▶ Excerto fornecido
------------------------------------

Interpretar o momento (histórico) - Contributo para a transformação do mundo

Sérgio Ribeiro

Um dos trechos mais conhecidos de Marx é a sua 11.ª tese sobre Feuerbach – «Os filósofos têm apenas interpretado o mundo de maneiras diferentes; a questão, porém, é transformá-lo». Esta «tese» deveria estar sempre presente entre os que se ocupam a interpretar o mundo, a tentar perceber o que vai acontecendo, e porquê. No entanto, não menos importante é que quem tomou o partido de transformar o mundo não esqueça que, para bem o transformar, de acordo com o partido que foi tomado, há que perceber o que se passa, há que interpretar o mundo.

Confesso ter dúvidas se Marx em 1867, data da edição de O Capital (livro primeiro) repetiria, assim, tal qual, o que escrevera em 1845. Mas isto são dúvidas minhas e a esclarecer por outras paragens… Quero dizer, porém, ao começar esta reflexão, que, no momento histórico que vivemos, há que interpretar o que está a acontecer no mundo.
Uma primeira, e talvez prévia, prevenção. O momento histórico tem limites que vão muito para além dos limites dos humanos, isto é, da duração dos momentos à dimensão dos humanos.
Diria, por isso, que a compreensão do momento que vivo tem, para mim, as suas raízes lá para o fim dos anos 50. O que, para momento, haverá quem considere demasiado tempo, embora eu ache que, historicamente, pouco é, e mais se deva recuar para se chegar ao antes-que-já-é este momento que vivemos.
Para exemplificar: o que se está a passar, agora mesmo, a propósito dos submarinos e das minhocas que saltam a cada cavadela, das «arquitecturas financeiras» e correlativas «engenharias de interesses» e «artes e manhas» de corrupção, para-corrupção e quase-corrupção, a promiscuidade Estado-privados, pode encontrar-se, qual infância das tais artes, na criação da Siderurgia Nacional.
Então, constituiu-se um consórcio germano-belga, em que bancos belgas abriram crédito a empresa portuguesa, com aval do Estado, para financiar fornecedores alemães da instalação fabril no Seixal. Depois, o preço do aço seria fixado pela empresa e, se o Estado entendesse que o deveria controlar, «a bem da Nação», estaria impedido de o fazer pois a empresa lhe diria não poder pagar os juros aos bancos belgas, e estes accionariam o aval do Estado.
Ao menos… era para fabricar aço e não para meter coisas enormes a flutuar debaixo de água sem se perceber para quê, mas as ditas «artes e manhas» correlativas, decerto existentes sob formas diversas como contrapartidas e pareceres, não eram conhecidas, vasculhadas, «armas» de política e contra-política partidárias.

A internacionalização e os «aparelhos» ou «mecanismos»

Um salto. No tempo. Sem sair do momento.

------------------------------------

▶ Registos guardados

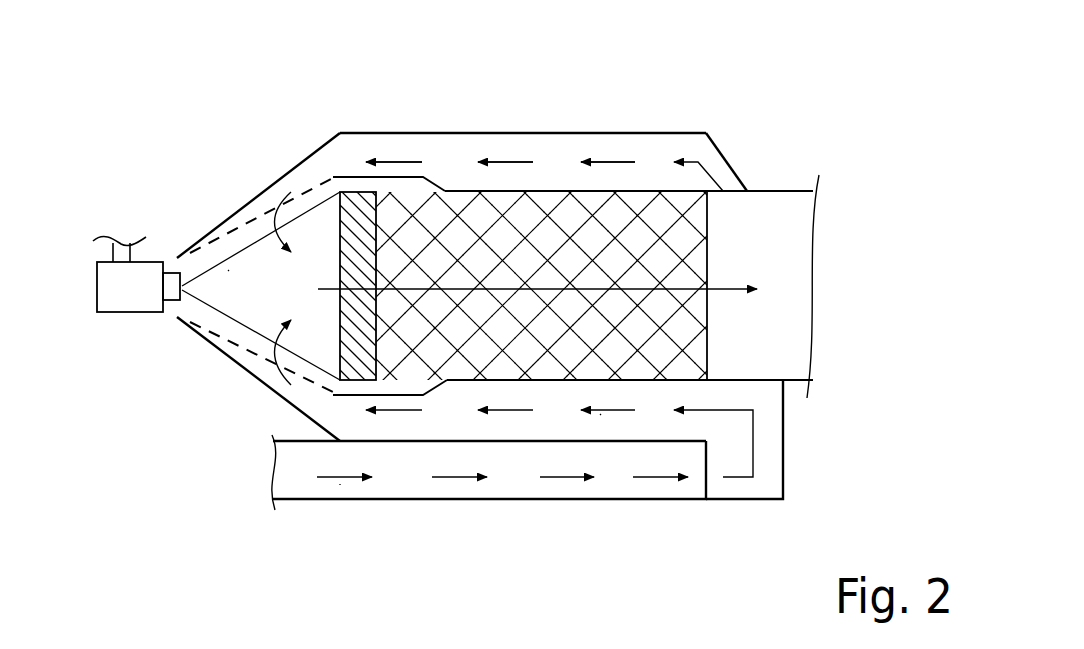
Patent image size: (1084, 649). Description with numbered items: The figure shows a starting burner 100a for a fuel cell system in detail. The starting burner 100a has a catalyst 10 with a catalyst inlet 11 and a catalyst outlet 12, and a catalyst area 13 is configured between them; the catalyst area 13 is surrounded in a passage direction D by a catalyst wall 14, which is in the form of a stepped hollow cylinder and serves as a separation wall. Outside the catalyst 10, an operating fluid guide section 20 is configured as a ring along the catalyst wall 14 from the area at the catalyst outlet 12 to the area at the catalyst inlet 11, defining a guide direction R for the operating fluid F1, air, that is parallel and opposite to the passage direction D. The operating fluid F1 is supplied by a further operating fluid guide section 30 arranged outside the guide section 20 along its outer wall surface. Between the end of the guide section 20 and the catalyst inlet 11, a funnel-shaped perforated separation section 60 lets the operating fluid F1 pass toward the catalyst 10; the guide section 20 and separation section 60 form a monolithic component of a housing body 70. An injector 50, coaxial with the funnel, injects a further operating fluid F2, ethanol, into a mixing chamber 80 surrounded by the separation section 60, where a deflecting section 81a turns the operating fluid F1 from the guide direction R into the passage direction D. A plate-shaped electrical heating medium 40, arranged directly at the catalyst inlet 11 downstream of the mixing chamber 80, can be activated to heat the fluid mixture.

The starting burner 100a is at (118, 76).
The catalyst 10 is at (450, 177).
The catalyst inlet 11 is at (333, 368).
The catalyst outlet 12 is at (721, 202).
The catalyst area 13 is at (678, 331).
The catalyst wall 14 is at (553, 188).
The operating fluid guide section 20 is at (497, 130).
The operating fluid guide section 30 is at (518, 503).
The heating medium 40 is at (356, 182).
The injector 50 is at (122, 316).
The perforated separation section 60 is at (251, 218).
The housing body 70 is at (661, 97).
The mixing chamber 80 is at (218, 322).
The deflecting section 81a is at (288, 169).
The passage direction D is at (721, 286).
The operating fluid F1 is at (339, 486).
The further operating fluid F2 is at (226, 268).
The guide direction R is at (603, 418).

------------------------------------

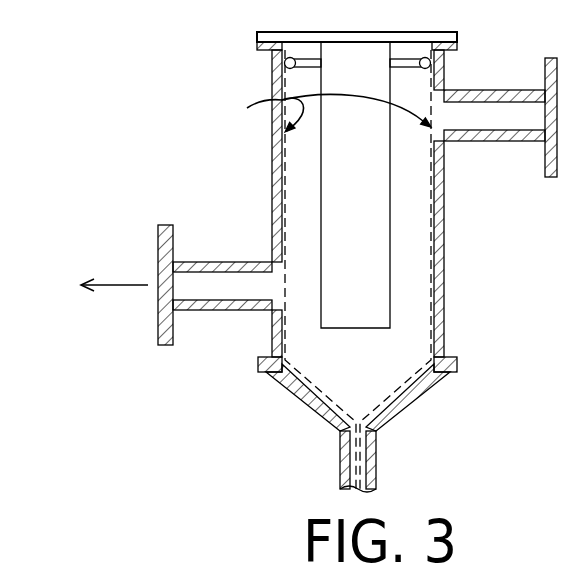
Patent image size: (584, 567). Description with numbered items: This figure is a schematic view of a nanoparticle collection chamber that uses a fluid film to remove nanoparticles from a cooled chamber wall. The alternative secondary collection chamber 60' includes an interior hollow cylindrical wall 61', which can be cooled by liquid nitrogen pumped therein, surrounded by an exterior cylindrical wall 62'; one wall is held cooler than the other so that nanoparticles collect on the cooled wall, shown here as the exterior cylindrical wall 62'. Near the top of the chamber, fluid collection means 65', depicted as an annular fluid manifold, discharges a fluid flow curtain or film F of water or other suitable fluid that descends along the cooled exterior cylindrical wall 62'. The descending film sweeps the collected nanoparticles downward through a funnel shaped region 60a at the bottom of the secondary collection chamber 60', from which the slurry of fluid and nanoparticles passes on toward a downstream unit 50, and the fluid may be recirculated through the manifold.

------------------------------------

▶ Exercícios
1. Por favor, duplique o trecho do excerto entre «Ao menos… era» e «e contra-política partidárias.», inclusive.
2. Segundo o excerto, onde ficava a instalação fabril financiada através do consórcio germano-belga?
Os registos não têm qualquer papel neste exercício.

▶ Resultados do exercício
1.
Ao menos… era para fabricar aço e não para meter coisas enormes a flutuar debaixo de água sem se perceber para quê, mas as ditas «artes e manhas» correlativas, decerto existentes sob formas diversas como contrapartidas e pareceres, não eram conhecidas, vasculhadas, «armas» de política e contra-política partidárias.

2. No Seixal.